▶ Required work
**a.** Quote the forum thread word for word, everything from "Also whatever caused" down to "during a refit.".
**b.** Decide whether each statement agrees with the forum thread, answering yes or no and quoting the words that settle it: (i) The Port Chicago Disaster involved several thousand tons of explosives. (ii) The mushroom cloud from the Yamato magazine explosion was seen about 500 miles away. (iii) The Mutsu's magazine explosion was likely caused by a spark in an old wiring harness.
**c.** Write the next part of the forum thread, picking up right after its final sentence.

▶ Source passage
· · · · · · ·
During WW2, big french mine-layer "Pluton" blow up in harbour,too./Casablanca/
 

bintananth

behind a desk
Also the ammo ship that went up on the West Coast (Forgot which city exactly, want to say San Deigo or San Fran) that leveled a good portion of the area around it.

Also whatever caused the mag/turret explosion on the Mutsu.
That would be the Port Chicago Disaster. Several thousand tons of explosives suddenly went "BOOM!"

Mutsu's magazine explosion was likely caused by a spark in an old wiring harness that really should have replaced during a refit.

Then there's the magazine explosion which occured when Yamato was sinking. The resulting mushroom cloud was seen roughly 100 miles away.
 

ShadowArxxy

Well-known member
Comrade
Uh, so Russia is doing some...exercises off Hawaii. This is apparently what caused the F-22 scrambles out of Honolulu.

If we can do FONOPS, so can they. The tradeoff is we get to see exactly how run-down their ships are. . . always embarrassing.
 

Bacle

When the effort is no longer profitable...
Founder
If we can do FONOPS, so can they. The tradeoff is we get to see exactly how run-down their ships are. . . always embarrassing.
Heh, at least the Russkie's aren't having to tow the Kuz around again.
 

ShadowArxxy

Well-known member
Comrade
That would be the Port Chicago Disaster. Several thousand tons of explosives suddenly went "BOOM!"
· · · · · · ·
▶ Entries supplied
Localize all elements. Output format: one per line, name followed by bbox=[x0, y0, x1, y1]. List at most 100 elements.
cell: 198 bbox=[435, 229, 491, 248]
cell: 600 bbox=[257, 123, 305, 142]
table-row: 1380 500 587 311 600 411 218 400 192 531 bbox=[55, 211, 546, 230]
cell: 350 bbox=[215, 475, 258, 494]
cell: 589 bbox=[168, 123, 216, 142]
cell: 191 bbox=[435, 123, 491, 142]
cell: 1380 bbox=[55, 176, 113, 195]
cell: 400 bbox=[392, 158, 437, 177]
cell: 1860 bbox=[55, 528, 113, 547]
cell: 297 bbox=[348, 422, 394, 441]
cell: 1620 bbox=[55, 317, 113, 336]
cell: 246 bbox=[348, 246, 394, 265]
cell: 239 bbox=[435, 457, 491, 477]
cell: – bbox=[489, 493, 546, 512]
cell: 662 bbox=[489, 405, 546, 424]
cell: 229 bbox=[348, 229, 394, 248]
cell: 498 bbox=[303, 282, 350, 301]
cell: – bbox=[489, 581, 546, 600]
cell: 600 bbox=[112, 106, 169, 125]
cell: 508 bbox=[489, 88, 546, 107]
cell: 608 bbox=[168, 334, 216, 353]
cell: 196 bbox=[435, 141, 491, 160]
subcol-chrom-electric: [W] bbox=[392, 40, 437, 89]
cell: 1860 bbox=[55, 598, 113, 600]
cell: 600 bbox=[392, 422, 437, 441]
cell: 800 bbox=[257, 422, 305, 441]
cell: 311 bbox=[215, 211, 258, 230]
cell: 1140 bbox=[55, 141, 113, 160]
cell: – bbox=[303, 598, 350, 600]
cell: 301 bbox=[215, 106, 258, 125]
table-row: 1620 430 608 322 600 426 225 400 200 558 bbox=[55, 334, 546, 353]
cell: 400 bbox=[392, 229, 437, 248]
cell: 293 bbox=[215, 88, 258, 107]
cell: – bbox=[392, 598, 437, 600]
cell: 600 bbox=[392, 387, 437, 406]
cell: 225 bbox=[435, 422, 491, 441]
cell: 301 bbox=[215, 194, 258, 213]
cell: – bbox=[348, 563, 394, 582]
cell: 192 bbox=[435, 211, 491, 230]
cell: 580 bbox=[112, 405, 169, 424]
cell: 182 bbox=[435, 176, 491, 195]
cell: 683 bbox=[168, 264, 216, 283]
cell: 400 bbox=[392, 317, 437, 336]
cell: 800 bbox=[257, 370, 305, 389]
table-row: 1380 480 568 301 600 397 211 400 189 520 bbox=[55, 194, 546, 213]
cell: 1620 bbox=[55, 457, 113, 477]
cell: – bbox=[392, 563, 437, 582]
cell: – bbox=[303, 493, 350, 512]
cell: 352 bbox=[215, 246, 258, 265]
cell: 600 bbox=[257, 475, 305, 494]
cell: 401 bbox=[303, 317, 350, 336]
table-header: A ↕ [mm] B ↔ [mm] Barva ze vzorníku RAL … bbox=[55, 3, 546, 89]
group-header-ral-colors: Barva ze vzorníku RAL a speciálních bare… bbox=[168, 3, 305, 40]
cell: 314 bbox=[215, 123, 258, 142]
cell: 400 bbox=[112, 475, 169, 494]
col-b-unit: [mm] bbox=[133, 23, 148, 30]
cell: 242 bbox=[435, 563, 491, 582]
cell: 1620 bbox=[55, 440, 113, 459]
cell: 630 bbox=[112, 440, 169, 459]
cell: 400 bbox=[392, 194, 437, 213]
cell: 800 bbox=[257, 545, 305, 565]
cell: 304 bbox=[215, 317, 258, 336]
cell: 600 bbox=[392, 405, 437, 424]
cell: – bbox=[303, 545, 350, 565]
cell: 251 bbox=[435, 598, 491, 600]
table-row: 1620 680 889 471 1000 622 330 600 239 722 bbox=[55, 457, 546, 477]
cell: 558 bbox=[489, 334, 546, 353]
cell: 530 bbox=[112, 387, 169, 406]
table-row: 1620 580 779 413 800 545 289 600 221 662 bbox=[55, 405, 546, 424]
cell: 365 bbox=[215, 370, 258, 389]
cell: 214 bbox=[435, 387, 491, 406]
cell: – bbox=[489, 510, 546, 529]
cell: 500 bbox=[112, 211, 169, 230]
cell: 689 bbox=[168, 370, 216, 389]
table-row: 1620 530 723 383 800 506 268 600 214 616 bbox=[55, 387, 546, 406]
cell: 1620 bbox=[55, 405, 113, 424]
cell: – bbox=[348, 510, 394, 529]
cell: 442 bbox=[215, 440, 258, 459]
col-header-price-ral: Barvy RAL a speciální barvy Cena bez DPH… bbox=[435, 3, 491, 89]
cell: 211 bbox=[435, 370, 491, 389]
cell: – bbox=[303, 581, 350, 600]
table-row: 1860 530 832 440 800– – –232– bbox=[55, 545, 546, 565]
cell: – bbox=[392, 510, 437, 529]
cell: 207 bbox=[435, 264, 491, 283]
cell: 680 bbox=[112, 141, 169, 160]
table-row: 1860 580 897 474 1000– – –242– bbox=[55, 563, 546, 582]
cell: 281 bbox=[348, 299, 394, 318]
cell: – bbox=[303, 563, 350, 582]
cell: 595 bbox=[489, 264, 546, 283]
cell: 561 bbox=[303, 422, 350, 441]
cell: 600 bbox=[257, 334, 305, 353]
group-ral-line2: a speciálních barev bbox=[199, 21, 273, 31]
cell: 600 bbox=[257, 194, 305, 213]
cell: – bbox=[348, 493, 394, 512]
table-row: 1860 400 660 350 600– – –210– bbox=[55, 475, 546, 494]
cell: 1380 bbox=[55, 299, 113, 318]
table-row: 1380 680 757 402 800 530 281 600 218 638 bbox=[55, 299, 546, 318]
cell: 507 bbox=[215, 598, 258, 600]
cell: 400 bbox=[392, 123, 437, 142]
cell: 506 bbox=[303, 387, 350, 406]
· · · · · · ·
▶ Task-by-task results
**a.**
Also whatever caused the mag/turret explosion on the Mutsu.
That would be the Port Chicago Disaster. Several thousand tons of explosives suddenly went "BOOM!"

Mutsu's magazine explosion was likely caused by a spark in an old wiring harness that really should have replaced during a refit.

**b.**
(i) Yes: "Several thousand tons of explosives suddenly went "BOOM!""
(ii) No: "The resulting mushroom cloud was seen roughly 100 miles away."
(iii) Yes: "Mutsu's magazine explosion was likely caused by a spark in an old wiring harness"

**c.**
The Port Chicago Disaster and its aftermath played a *huge* role in pushing forward racial desegregation in the U.S. military. You see, roughly two-thirds of the sailors killed by that explosion were black Americans, and this was specifically because of "menial" logistics tasks being overwhelmingly assigned to segregated units (even though those units were not in fact trained or equipped for those duties). In the immediate aftermath of the explosion, the white officers commanding the segregated ammunition-handling units were all granted hardship leave, while the black enlisted men were ordered to clean up the aftermath and then get back to work unloading ammunition using the same unsafe handling procedures which had caused the explosion.

Ultimately, 258 African-American enlisted sailors refused to continue unloading ammunition without safe procedures and were court-martialed; two hundred eight for the lesser offense of "disobeying orders", and fifty charged with the death penalty offense of mutiny in time of war. All were convicted, although no death sentences were handed down due to the "mitigating circumstances" of the explosion; they were only sentenced to eight to fifteen years hard labor, and those sentences were commuted postwar. The sheer vindictiveness with which the Navy handled the situation drew the attention of the President, which ultimately led to his 1948 order to desegregate the military.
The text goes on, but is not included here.